▶ _WHAT THE TASK REQUIRES_:
Would you write out the entries below, every one of them, exactly?

****

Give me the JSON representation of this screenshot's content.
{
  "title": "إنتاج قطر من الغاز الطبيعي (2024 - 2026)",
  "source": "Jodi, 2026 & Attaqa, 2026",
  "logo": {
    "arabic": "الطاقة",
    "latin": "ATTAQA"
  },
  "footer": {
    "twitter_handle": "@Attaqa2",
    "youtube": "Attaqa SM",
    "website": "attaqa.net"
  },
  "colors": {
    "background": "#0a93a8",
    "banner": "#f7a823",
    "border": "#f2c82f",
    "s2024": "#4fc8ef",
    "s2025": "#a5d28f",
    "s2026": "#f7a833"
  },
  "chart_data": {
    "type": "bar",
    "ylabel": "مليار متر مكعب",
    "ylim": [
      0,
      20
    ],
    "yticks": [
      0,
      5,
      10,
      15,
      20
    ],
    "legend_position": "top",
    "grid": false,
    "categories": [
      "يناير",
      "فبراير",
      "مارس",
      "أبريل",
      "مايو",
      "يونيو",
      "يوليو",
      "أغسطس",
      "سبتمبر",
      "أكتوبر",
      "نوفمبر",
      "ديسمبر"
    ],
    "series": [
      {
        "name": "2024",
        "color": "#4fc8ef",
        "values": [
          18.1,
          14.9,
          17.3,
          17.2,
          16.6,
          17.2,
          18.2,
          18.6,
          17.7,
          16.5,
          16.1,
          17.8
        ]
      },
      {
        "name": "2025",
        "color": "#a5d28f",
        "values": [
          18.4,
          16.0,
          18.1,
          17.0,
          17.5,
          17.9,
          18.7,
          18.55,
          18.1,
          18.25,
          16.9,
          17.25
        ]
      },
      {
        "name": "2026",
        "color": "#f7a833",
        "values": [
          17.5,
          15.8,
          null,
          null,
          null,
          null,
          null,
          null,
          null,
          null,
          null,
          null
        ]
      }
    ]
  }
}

****

▶ _THE REPLY_:
Give me the JSON representation of this screenshot's content.
{
  "title": "إنتاج قطر من الغاز الطبيعي (2024 - 2026)",
  "source": "Jodi, 2026 & Attaqa, 2026",
  "logo": {
    "arabic": "الطاقة",
    "latin": "ATTAQA"
  },
  "footer": {
    "twitter_handle": "@Attaqa2",
    "youtube": "Attaqa SM",
    "website": "attaqa.net"
  },
  "colors": {
    "background": "#0a93a8",
    "banner": "#f7a823",
    "border": "#f2c82f",
    "s2024": "#4fc8ef",
    "s2025": "#a5d28f",
    "s2026": "#f7a833"
  },
  "chart_data": {
    "type": "bar",
    "ylabel": "مليار متر مكعب",
    "ylim": [
      0,
      20
    ],
    "yticks": [
      0,
      5,
      10,
      15,
      20
    ],
    "legend_position": "top",
    "grid": false,
    "categories": [
      "يناير",
      "فبراير",
      "مارس",
      "أبريل",
      "مايو",
      "يونيو",
      "يوليو",
      "أغسطس",
      "سبتمبر",
      "أكتوبر",
      "نوفمبر",
      "ديسمبر"
    ],
    "series": [
      {
        "name": "2024",
        "color": "#4fc8ef",
        "values": [
          18.1,
          14.9,
          17.3,
          17.2,
          16.6,
          17.2,
          18.2,
          18.6,
          17.7,
          16.5,
          16.1,
          17.8
        ]
      },
      {
        "name": "2025",
        "color": "#a5d28f",
        "values": [
          18.4,
          16.0,
          18.1,
          17.0,
          17.5,
          17.9,
          18.7,
          18.55,
          18.1,
          18.25,
          16.9,
          17.25
        ]
      },
      {
        "name": "2026",
        "color": "#f7a833",
        "values": [
          17.5,
          15.8,
          null,
          null,
          null,
          null,
          null,
          null,
          null,
          null,
          null,
          null
        ]
      }
    ]
  }
}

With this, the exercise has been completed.